## Figure dataset records
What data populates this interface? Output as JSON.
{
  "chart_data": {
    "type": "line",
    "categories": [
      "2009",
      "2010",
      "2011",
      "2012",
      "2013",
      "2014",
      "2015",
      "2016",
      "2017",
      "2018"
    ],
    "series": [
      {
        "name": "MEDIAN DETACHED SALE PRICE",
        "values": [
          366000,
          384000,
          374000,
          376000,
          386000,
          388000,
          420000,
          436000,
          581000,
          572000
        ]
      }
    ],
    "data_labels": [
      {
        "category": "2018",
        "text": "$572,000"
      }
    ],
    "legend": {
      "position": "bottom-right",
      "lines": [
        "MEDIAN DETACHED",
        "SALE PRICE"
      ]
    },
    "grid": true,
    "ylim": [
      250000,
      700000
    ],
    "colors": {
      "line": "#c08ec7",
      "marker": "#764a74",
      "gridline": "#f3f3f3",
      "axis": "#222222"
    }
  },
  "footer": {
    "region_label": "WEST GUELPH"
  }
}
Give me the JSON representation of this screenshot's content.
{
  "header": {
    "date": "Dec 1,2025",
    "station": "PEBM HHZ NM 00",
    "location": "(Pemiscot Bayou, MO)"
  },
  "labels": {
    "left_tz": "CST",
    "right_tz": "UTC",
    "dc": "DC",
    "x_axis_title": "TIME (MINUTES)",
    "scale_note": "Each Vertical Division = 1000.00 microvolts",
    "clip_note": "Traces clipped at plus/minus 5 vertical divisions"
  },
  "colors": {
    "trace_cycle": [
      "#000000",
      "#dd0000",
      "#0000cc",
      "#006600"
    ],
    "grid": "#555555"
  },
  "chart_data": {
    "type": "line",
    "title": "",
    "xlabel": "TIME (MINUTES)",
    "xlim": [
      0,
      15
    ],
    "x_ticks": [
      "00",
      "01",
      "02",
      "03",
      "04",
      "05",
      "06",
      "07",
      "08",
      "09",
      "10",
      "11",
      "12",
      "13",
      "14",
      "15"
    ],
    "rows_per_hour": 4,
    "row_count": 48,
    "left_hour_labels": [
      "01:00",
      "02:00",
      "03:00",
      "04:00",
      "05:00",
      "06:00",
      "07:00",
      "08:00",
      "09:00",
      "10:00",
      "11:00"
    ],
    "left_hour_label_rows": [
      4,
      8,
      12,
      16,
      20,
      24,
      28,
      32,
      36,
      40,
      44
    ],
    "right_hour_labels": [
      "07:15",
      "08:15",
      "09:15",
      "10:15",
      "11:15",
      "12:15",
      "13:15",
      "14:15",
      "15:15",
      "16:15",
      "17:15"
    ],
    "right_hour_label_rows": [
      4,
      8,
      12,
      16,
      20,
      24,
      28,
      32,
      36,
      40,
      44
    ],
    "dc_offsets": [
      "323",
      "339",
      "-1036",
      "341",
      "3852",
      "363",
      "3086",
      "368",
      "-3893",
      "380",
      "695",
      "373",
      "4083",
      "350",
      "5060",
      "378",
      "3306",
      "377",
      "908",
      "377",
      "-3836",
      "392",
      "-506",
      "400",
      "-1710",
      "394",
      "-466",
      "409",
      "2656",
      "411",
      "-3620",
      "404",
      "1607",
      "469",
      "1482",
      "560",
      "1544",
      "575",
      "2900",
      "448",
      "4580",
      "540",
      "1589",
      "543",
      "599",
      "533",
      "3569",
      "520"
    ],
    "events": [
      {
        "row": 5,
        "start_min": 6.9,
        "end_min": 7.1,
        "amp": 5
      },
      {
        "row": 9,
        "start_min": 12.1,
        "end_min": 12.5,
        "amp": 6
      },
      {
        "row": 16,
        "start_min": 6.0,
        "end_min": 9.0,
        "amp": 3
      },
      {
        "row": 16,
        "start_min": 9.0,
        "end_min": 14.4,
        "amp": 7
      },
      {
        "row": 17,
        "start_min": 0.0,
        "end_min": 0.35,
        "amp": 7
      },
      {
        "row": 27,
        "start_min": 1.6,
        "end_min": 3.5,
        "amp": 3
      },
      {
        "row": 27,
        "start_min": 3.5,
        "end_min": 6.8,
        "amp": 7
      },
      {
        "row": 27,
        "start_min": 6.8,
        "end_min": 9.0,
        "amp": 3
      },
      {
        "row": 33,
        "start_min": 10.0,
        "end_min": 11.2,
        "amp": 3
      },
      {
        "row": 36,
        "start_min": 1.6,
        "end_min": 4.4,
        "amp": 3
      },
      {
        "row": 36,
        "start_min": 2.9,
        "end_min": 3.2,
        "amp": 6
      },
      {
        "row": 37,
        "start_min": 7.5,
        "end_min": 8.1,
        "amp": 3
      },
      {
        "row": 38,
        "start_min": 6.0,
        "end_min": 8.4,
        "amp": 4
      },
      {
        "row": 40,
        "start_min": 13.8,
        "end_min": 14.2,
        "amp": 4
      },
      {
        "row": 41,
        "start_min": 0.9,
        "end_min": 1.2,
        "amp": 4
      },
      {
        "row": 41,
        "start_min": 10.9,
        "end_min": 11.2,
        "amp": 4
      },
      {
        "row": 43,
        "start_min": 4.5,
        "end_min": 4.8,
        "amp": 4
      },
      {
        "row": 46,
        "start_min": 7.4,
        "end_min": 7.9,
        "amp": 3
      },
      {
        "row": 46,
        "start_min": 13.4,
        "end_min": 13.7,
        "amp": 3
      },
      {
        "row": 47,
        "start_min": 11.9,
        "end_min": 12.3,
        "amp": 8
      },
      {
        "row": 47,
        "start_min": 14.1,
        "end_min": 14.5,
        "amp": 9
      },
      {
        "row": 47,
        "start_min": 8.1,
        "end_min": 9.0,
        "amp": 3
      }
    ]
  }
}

## SHORT EXERCISE
Above are the records; copy all of them exactly.

## FINISHED TASK
What data populates this interface? Output as JSON.
{
  "chart_data": {
    "type": "line",
    "categories": [
      "2009",
      "2010",
      "2011",
      "2012",
      "2013",
      "2014",
      "2015",
      "2016",
      "2017",
      "2018"
    ],
    "series": [
      {
        "name": "MEDIAN DETACHED SALE PRICE",
        "values": [
          366000,
          384000,
          374000,
          376000,
          386000,
          388000,
          420000,
          436000,
          581000,
          572000
        ]
      }
    ],
    "data_labels": [
      {
        "category": "2018",
        "text": "$572,000"
      }
    ],
    "legend": {
      "position": "bottom-right",
      "lines": [
        "MEDIAN DETACHED",
        "SALE PRICE"
      ]
    },
    "grid": true,
    "ylim": [
      250000,
      700000
    ],
    "colors": {
      "line": "#c08ec7",
      "marker": "#764a74",
      "gridline": "#f3f3f3",
      "axis": "#222222"
    }
  },
  "footer": {
    "region_label": "WEST GUELPH"
  }
}
Give me the JSON representation of this screenshot's content.
{
  "header": {
    "date": "Dec 1,2025",
    "station": "PEBM HHZ NM 00",
    "location": "(Pemiscot Bayou, MO)"
  },
  "labels": {
    "left_tz": "CST",
    "right_tz": "UTC",
    "dc": "DC",
    "x_axis_title": "TIME (MINUTES)",
    "scale_note": "Each Vertical Division = 1000.00 microvolts",
    "clip_note": "Traces clipped at plus/minus 5 vertical divisions"
  },
  "colors": {
    "trace_cycle": [
      "#000000",
      "#dd0000",
      "#0000cc",
      "#006600"
    ],
    "grid": "#555555"
  },
  "chart_data": {
    "type": "line",
    "title": "",
    "xlabel": "TIME (MINUTES)",
    "xlim": [
      0,
      15
    ],
    "x_ticks": [
      "00",
      "01",
      "02",
      "03",
      "04",
      "05",
      "06",
      "07",
      "08",
      "09",
      "10",
      "11",
      "12",
      "13",
      "14",
      "15"
    ],
    "rows_per_hour": 4,
    "row_count": 48,
    "left_hour_labels": [
      "01:00",
      "02:00",
      "03:00",
      "04:00",
      "05:00",
      "06:00",
      "07:00",
      "08:00",
      "09:00",
      "10:00",
      "11:00"
    ],
    "left_hour_label_rows": [
      4,
      8,
      12,
      16,
      20,
      24,
      28,
      32,
      36,
      40,
      44
    ],
    "right_hour_labels": [
      "07:15",
      "08:15",
      "09:15",
      "10:15",
      "11:15",
      "12:15",
      "13:15",
      "14:15",
      "15:15",
      "16:15",
      "17:15"
    ],
    "right_hour_label_rows": [
      4,
      8,
      12,
      16,
      20,
      24,
      28,
      32,
      36,
      40,
      44
    ],
    "dc_offsets": [
      "323",
      "339",
      "-1036",
      "341",
      "3852",
      "363",
      "3086",
      "368",
      "-3893",
      "380",
      "695",
      "373",
      "4083",
      "350",
      "5060",
      "378",
      "3306",
      "377",
      "908",
      "377",
      "-3836",
      "392",
      "-506",
      "400",
      "-1710",
      "394",
      "-466",
      "409",
      "2656",
      "411",
      "-3620",
      "404",
      "1607",
      "469",
      "1482",
      "560",
      "1544",
      "575",
      "2900",
      "448",
      "4580",
      "540",
      "1589",
      "543",
      "599",
      "533",
      "3569",
      "520"
    ],
    "events": [
      {
        "row": 5,
        "start_min": 6.9,
        "end_min": 7.1,
        "amp": 5
      },
      {
        "row": 9,
        "start_min": 12.1,
        "end_min": 12.5,
        "amp": 6
      },
      {
        "row": 16,
        "start_min": 6.0,
        "end_min": 9.0,
        "amp": 3
      },
      {
        "row": 16,
        "start_min": 9.0,
        "end_min": 14.4,
        "amp": 7
      },
      {
        "row": 17,
        "start_min": 0.0,
        "end_min": 0.35,
        "amp": 7
      },
      {
        "row": 27,
        "start_min": 1.6,
        "end_min": 3.5,
        "amp": 3
      },
      {
        "row": 27,
        "start_min": 3.5,
        "end_min": 6.8,
        "amp": 7
      },
      {
        "row": 27,
        "start_min": 6.8,
        "end_min": 9.0,
        "amp": 3
      },
      {
        "row": 33,
        "start_min": 10.0,
        "end_min": 11.2,
        "amp": 3
      },
      {
        "row": 36,
        "start_min": 1.6,
        "end_min": 4.4,
        "amp": 3
      },
      {
        "row": 36,
        "start_min": 2.9,
        "end_min": 3.2,
        "amp": 6
      },
      {
        "row": 37,
        "start_min": 7.5,
        "end_min": 8.1,
        "amp": 3
      },
      {
        "row": 38,
        "start_min": 6.0,
        "end_min": 8.4,
        "amp": 4
      },
      {
        "row": 40,
        "start_min": 13.8,
        "end_min": 14.2,
        "amp": 4
      },
      {
        "row": 41,
        "start_min": 0.9,
        "end_min": 1.2,
        "amp": 4
      },
      {
        "row": 41,
        "start_min": 10.9,
        "end_min": 11.2,
        "amp": 4
      },
      {
        "row": 43,
        "start_min": 4.5,
        "end_min": 4.8,
        "amp": 4
      },
      {
        "row": 46,
        "start_min": 7.4,
        "end_min": 7.9,
        "amp": 3
      },
      {
        "row": 46,
        "start_min": 13.4,
        "end_min": 13.7,
        "amp": 3
      },
      {
        "row": 47,
        "start_min": 11.9,
        "end_min": 12.3,
        "amp": 8
      },
      {
        "row": 47,
        "start_min": 14.1,
        "end_min": 14.5,
        "amp": 9
      },
      {
        "row": 47,
        "start_min": 8.1,
        "end_min": 9.0,
        "amp": 3
      }
    ]
  }
}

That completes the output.